-- START Data lines --
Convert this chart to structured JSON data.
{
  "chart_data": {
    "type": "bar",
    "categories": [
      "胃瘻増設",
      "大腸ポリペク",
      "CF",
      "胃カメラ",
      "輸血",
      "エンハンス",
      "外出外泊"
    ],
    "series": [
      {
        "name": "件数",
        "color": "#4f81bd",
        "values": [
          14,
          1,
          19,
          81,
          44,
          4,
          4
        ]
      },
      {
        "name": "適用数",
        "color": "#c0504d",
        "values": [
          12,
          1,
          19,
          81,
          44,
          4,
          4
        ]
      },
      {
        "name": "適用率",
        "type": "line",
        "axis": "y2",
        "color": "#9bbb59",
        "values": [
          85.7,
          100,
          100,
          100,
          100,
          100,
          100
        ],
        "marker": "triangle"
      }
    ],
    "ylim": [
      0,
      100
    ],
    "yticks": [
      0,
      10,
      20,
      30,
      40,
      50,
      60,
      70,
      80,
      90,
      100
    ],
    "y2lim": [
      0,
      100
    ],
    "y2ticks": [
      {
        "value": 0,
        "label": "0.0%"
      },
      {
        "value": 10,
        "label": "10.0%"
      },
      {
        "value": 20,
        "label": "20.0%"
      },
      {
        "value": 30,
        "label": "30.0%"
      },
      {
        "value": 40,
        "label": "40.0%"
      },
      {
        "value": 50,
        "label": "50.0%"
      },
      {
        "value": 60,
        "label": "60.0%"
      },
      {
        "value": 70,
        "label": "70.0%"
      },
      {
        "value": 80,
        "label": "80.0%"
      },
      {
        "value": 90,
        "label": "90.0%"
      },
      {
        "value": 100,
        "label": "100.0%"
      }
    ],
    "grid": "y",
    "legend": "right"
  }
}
-- END Data lines --
__What the task requires__:
Output all preceding records character for character.

__Output of the exercise__:
Convert this chart to structured JSON data.
{
  "chart_data": {
    "type": "bar",
    "categories": [
      "胃瘻増設",
      "大腸ポリペク",
      "CF",
      "胃カメラ",
      "輸血",
      "エンハンス",
      "外出外泊"
    ],
    "series": [
      {
        "name": "件数",
        "color": "#4f81bd",
        "values": [
          14,
          1,
          19,
          81,
          44,
          4,
          4
        ]
      },
      {
        "name": "適用数",
        "color": "#c0504d",
        "values": [
          12,
          1,
          19,
          81,
          44,
          4,
          4
        ]
      },
      {
        "name": "適用率",
        "type": "line",
        "axis": "y2",
        "color": "#9bbb59",
        "values": [
          85.7,
          100,
          100,
          100,
          100,
          100,
          100
        ],
        "marker": "triangle"
      }
    ],
    "ylim": [
      0,
      100
    ],
    "yticks": [
      0,
      10,
      20,
      30,
      40,
      50,
      60,
      70,
      80,
      90,
      100
    ],
    "y2lim": [
      0,
      100
    ],
    "y2ticks": [
      {
        "value": 0,
        "label": "0.0%"
      },
      {
        "value": 10,
        "label": "10.0%"
      },
      {
        "value": 20,
        "label": "20.0%"
      },
      {
        "value": 30,
        "label": "30.0%"
      },
      {
        "value": 40,
        "label": "40.0%"
      },
      {
        "value": 50,
        "label": "50.0%"
      },
      {
        "value": 60,
        "label": "60.0%"
      },
      {
        "value": 70,
        "label": "70.0%"
      },
      {
        "value": 80,
        "label": "80.0%"
      },
      {
        "value": 90,
        "label": "90.0%"
      },
      {
        "value": 100,
        "label": "100.0%"
      }
    ],
    "grid": "y",
    "legend": "right"
  }
}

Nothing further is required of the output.